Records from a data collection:
────
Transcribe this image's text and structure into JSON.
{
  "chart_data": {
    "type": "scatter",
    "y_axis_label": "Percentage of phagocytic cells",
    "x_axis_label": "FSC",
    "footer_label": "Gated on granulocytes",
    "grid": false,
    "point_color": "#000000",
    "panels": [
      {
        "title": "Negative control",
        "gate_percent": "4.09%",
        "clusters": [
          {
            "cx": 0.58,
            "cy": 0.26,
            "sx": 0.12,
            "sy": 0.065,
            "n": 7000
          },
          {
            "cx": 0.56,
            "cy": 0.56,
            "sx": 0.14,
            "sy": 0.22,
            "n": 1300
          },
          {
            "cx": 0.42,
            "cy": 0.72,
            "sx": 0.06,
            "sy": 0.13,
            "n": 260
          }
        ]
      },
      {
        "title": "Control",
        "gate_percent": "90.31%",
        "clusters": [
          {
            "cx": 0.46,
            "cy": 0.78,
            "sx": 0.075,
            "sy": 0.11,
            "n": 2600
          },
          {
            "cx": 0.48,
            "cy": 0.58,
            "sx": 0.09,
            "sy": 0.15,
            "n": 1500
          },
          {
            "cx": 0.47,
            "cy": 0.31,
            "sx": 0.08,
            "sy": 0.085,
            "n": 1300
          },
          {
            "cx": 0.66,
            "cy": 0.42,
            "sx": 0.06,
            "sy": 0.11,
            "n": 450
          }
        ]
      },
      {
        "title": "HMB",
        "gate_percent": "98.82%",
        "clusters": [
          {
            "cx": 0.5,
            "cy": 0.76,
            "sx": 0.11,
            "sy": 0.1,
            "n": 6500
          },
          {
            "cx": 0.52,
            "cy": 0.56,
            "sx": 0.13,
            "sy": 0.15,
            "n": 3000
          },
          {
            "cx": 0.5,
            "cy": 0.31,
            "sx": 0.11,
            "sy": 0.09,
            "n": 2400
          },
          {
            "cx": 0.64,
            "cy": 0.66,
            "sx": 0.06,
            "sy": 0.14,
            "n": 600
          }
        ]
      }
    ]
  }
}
────
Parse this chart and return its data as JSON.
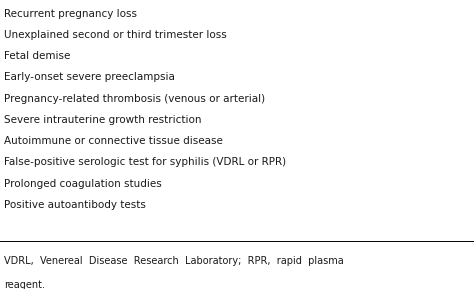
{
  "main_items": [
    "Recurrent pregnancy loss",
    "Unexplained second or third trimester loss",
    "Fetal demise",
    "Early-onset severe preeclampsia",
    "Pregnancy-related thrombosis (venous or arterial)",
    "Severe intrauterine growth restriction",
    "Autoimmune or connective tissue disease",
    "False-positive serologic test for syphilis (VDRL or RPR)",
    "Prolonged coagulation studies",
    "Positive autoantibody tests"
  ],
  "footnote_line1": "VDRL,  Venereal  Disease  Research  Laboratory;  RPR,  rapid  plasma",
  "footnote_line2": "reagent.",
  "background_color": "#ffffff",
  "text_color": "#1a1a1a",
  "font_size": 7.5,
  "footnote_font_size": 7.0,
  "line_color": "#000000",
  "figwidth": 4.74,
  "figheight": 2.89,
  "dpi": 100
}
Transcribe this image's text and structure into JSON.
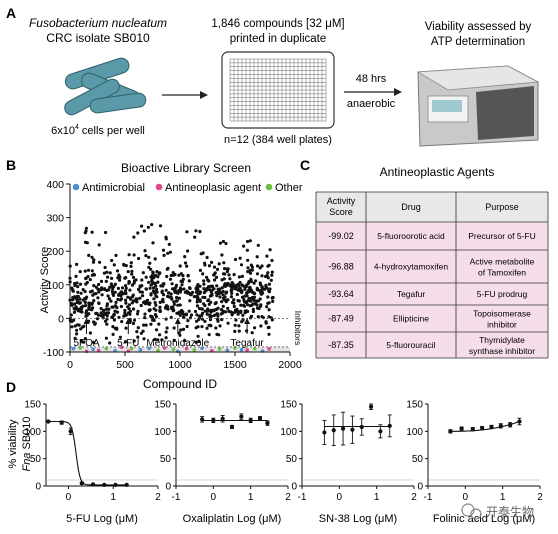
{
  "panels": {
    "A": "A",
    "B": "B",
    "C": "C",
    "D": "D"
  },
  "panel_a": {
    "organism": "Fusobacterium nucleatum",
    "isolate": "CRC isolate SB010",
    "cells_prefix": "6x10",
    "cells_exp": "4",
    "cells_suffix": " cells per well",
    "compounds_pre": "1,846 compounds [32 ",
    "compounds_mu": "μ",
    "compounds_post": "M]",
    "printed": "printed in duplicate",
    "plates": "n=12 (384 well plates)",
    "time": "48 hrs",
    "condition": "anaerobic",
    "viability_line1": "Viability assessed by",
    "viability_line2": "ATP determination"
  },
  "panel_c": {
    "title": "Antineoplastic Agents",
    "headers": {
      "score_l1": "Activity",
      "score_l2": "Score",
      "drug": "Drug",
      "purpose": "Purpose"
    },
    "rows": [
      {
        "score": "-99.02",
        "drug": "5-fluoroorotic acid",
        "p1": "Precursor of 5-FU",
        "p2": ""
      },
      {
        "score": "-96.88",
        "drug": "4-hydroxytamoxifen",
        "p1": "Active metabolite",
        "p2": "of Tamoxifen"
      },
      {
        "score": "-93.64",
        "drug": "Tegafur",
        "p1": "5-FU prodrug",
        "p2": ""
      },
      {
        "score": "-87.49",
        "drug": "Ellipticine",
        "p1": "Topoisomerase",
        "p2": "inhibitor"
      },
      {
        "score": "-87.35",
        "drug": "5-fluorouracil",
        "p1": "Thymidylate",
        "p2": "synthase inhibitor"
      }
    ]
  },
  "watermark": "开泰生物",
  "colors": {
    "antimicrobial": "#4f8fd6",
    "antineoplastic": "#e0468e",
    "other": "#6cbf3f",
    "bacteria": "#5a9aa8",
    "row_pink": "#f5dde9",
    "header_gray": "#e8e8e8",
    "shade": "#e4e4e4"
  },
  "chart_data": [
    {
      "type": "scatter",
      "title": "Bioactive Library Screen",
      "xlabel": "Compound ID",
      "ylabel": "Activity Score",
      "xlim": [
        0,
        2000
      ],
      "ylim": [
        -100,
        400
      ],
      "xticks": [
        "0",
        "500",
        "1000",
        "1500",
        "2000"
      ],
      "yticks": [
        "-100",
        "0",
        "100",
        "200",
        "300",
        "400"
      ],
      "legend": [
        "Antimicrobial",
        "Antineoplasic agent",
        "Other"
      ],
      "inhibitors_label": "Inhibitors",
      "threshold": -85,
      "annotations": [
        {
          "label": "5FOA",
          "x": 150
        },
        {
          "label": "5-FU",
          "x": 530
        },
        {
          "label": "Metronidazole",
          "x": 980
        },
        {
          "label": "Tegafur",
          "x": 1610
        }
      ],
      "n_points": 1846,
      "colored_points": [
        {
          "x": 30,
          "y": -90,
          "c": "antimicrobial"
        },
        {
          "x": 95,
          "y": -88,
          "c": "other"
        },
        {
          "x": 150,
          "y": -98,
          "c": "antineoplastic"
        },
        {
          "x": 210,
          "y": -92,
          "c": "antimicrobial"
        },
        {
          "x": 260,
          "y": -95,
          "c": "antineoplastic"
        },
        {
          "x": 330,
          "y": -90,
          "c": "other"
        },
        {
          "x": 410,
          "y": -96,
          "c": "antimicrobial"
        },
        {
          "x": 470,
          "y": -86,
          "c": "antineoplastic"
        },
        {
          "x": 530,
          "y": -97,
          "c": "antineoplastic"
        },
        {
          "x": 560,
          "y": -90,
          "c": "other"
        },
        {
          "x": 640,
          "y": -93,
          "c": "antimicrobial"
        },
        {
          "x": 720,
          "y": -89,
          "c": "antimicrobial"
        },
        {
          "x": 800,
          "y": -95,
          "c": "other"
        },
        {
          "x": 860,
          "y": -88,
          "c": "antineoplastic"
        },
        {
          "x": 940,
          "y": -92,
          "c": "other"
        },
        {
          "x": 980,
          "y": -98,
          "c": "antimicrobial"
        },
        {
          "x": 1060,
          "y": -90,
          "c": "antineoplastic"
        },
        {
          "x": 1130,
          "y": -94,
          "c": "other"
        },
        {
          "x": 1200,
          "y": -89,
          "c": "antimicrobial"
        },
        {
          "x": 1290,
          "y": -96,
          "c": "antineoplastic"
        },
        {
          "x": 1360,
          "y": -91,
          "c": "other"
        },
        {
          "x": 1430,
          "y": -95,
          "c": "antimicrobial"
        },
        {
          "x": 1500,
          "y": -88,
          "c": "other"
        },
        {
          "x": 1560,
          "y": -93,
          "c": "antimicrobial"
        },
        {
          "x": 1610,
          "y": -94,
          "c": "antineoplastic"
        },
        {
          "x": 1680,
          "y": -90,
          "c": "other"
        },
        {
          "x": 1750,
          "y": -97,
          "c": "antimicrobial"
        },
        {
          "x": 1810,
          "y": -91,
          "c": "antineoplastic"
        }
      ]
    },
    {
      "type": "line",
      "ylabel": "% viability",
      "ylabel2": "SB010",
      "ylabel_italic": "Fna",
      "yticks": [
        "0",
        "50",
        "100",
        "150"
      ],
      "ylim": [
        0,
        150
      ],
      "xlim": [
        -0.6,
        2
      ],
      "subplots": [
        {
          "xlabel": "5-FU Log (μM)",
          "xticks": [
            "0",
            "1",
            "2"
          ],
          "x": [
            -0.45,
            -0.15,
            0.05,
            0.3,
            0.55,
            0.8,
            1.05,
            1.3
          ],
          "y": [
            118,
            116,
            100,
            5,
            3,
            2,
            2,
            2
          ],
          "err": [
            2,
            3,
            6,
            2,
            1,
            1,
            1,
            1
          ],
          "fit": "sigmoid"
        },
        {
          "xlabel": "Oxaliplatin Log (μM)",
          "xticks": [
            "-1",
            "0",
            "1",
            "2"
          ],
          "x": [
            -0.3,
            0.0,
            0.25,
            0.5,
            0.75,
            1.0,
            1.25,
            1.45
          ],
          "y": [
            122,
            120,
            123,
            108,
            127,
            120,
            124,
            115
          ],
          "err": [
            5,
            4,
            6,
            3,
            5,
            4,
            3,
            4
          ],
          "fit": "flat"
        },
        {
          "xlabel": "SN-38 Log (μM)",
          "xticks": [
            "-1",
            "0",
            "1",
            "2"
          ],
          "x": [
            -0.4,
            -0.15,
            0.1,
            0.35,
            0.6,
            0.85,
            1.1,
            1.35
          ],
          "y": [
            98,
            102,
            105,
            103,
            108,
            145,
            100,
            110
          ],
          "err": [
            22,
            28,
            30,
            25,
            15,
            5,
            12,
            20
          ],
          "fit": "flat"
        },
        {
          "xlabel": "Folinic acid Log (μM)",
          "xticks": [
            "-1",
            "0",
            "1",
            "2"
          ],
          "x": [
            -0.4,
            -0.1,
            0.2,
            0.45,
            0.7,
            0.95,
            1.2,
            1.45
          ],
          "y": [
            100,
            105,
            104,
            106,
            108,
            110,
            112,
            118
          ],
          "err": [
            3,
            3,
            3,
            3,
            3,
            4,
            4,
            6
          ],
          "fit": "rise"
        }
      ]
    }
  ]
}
────
ABOUT THIS EXERCISE: Going through the entries above line by line, work out how many lines include the word "title". Only the number is required.

SOLVED EXERCISE: 5